- **PROBLEM TO WORK ON**:
Copy out each line of the listing that has the word "Accurate" in it.

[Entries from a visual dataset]

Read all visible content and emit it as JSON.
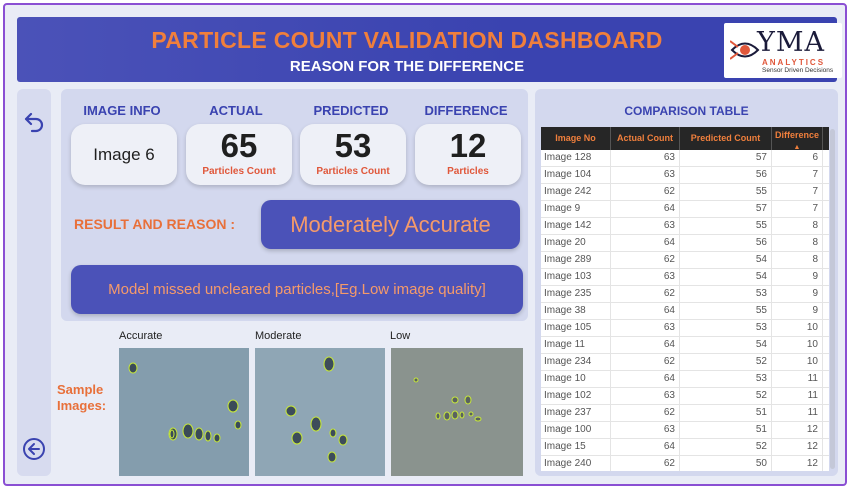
{
  "header": {
    "title": "PARTICLE COUNT VALIDATION DASHBOARD",
    "subtitle": "REASON FOR THE DIFFERENCE",
    "logo": {
      "brand": "YMA",
      "analytics": "ANALYTICS",
      "tagline": "Sensor Driven Decisions"
    }
  },
  "nav": {
    "back_icon": "undo-arrow-icon",
    "prev_icon": "circle-left-arrow-icon"
  },
  "summary": {
    "labels": {
      "image_info": "IMAGE INFO",
      "actual": "ACTUAL",
      "predicted": "PREDICTED",
      "difference": "DIFFERENCE"
    },
    "image_name": "Image 6",
    "actual_value": "65",
    "actual_unit": "Particles Count",
    "predicted_value": "53",
    "predicted_unit": "Particles Count",
    "difference_value": "12",
    "difference_unit": "Particles"
  },
  "result": {
    "label": "RESULT AND REASON :",
    "value": "Moderately Accurate",
    "reason": "Model missed uncleared particles,[Eg.Low image quality]"
  },
  "samples": {
    "label": "Sample Images:",
    "captions": [
      "Accurate",
      "Moderate",
      "Low"
    ]
  },
  "comparison": {
    "title": "COMPARISON TABLE",
    "columns": [
      "Image No",
      "Actual Count",
      "Predicted Count",
      "Difference"
    ],
    "sort_icon": "sort-ascending-icon",
    "rows": [
      [
        "Image 128",
        "63",
        "57",
        "6"
      ],
      [
        "Image 104",
        "63",
        "56",
        "7"
      ],
      [
        "Image 242",
        "62",
        "55",
        "7"
      ],
      [
        "Image 9",
        "64",
        "57",
        "7"
      ],
      [
        "Image 142",
        "63",
        "55",
        "8"
      ],
      [
        "Image 20",
        "64",
        "56",
        "8"
      ],
      [
        "Image 289",
        "62",
        "54",
        "8"
      ],
      [
        "Image 103",
        "63",
        "54",
        "9"
      ],
      [
        "Image 235",
        "62",
        "53",
        "9"
      ],
      [
        "Image 38",
        "64",
        "55",
        "9"
      ],
      [
        "Image 105",
        "63",
        "53",
        "10"
      ],
      [
        "Image 11",
        "64",
        "54",
        "10"
      ],
      [
        "Image 234",
        "62",
        "52",
        "10"
      ],
      [
        "Image 10",
        "64",
        "53",
        "11"
      ],
      [
        "Image 102",
        "63",
        "52",
        "11"
      ],
      [
        "Image 237",
        "62",
        "51",
        "11"
      ],
      [
        "Image 100",
        "63",
        "51",
        "12"
      ],
      [
        "Image 15",
        "64",
        "52",
        "12"
      ],
      [
        "Image 240",
        "62",
        "50",
        "12"
      ]
    ]
  },
  "colors": {
    "accent": "#3a43b0",
    "orange": "#e8703a",
    "panel": "#d3d8ee"
  }
}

- **EXERCISE RESPONSE**:
    "value": "Moderately Accurate",
      "Accurate",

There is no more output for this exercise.